## The task
Write out the data below in full, unchanged, minus the images.

[Items from a figure collection]
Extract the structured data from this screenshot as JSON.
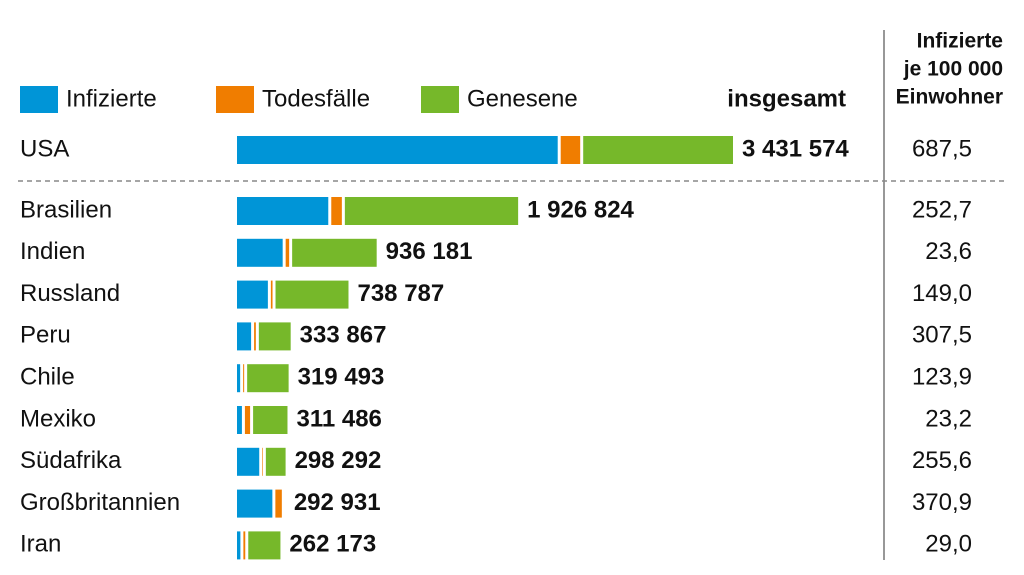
{
  "chart_data": {
    "type": "bar",
    "orientation": "horizontal",
    "stacked": true,
    "categories": [
      "USA",
      "Brasilien",
      "Indien",
      "Russland",
      "Peru",
      "Chile",
      "Mexiko",
      "Südafrika",
      "Großbritannien",
      "Iran"
    ],
    "series": [
      {
        "name": "Infizierte",
        "color": "#0095d7",
        "values": [
          2246010,
          639179,
          319840,
          216201,
          98702,
          22023,
          34405,
          155705,
          247658,
          23692
        ]
      },
      {
        "name": "Todesfälle",
        "color": "#f07d00",
        "values": [
          136466,
          74133,
          24309,
          11614,
          12229,
          7069,
          36327,
          4346,
          45273,
          13211
        ]
      },
      {
        "name": "Genesene",
        "color": "#76b82a",
        "values": [
          1049098,
          1213512,
          592032,
          510972,
          222936,
          290401,
          240754,
          138241,
          0,
          225270
        ]
      }
    ],
    "total_header": "insgesamt",
    "totals": [
      3431574,
      1926824,
      936181,
      738787,
      333867,
      319493,
      311486,
      298292,
      292931,
      262173
    ],
    "total_labels": [
      "3 431 574",
      "1 926 824",
      "936 181",
      "738 787",
      "333 867",
      "319 493",
      "311 486",
      "298 292",
      "292 931",
      "262 173"
    ],
    "rate_header": [
      "Infizierte",
      "je 100 000",
      "Einwohner"
    ],
    "rates": [
      687.5,
      252.7,
      23.6,
      149.0,
      307.5,
      123.9,
      23.2,
      255.6,
      370.9,
      29.0
    ],
    "rate_labels": [
      "687,5",
      "252,7",
      "23,6",
      "149,0",
      "307,5",
      "123,9",
      "23,2",
      "255,6",
      "370,9",
      "29,0"
    ]
  }
}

## Result of the exercise
Extract the structured data from this screenshot as JSON.
{
  "chart_data": {
    "type": "bar",
    "orientation": "horizontal",
    "stacked": true,
    "categories": [
      "USA",
      "Brasilien",
      "Indien",
      "Russland",
      "Peru",
      "Chile",
      "Mexiko",
      "Südafrika",
      "Großbritannien",
      "Iran"
    ],
    "series": [
      {
        "name": "Infizierte",
        "color": "#0095d7",
        "values": [
          2246010,
          639179,
          319840,
          216201,
          98702,
          22023,
          34405,
          155705,
          247658,
          23692
        ]
      },
      {
        "name": "Todesfälle",
        "color": "#f07d00",
        "values": [
          136466,
          74133,
          24309,
          11614,
          12229,
          7069,
          36327,
          4346,
          45273,
          13211
        ]
      },
      {
        "name": "Genesene",
        "color": "#76b82a",
        "values": [
          1049098,
          1213512,
          592032,
          510972,
          222936,
          290401,
          240754,
          138241,
          0,
          225270
        ]
      }
    ],
    "total_header": "insgesamt",
    "totals": [
      3431574,
      1926824,
      936181,
      738787,
      333867,
      319493,
      311486,
      298292,
      292931,
      262173
    ],
    "total_labels": [
      "3 431 574",
      "1 926 824",
      "936 181",
      "738 787",
      "333 867",
      "319 493",
      "311 486",
      "298 292",
      "292 931",
      "262 173"
    ],
    "rate_header": [
      "Infizierte",
      "je 100 000",
      "Einwohner"
    ],
    "rates": [
      687.5,
      252.7,
      23.6,
      149.0,
      307.5,
      123.9,
      23.2,
      255.6,
      370.9,
      29.0
    ],
    "rate_labels": [
      "687,5",
      "252,7",
      "23,6",
      "149,0",
      "307,5",
      "123,9",
      "23,2",
      "255,6",
      "370,9",
      "29,0"
    ]
  }
}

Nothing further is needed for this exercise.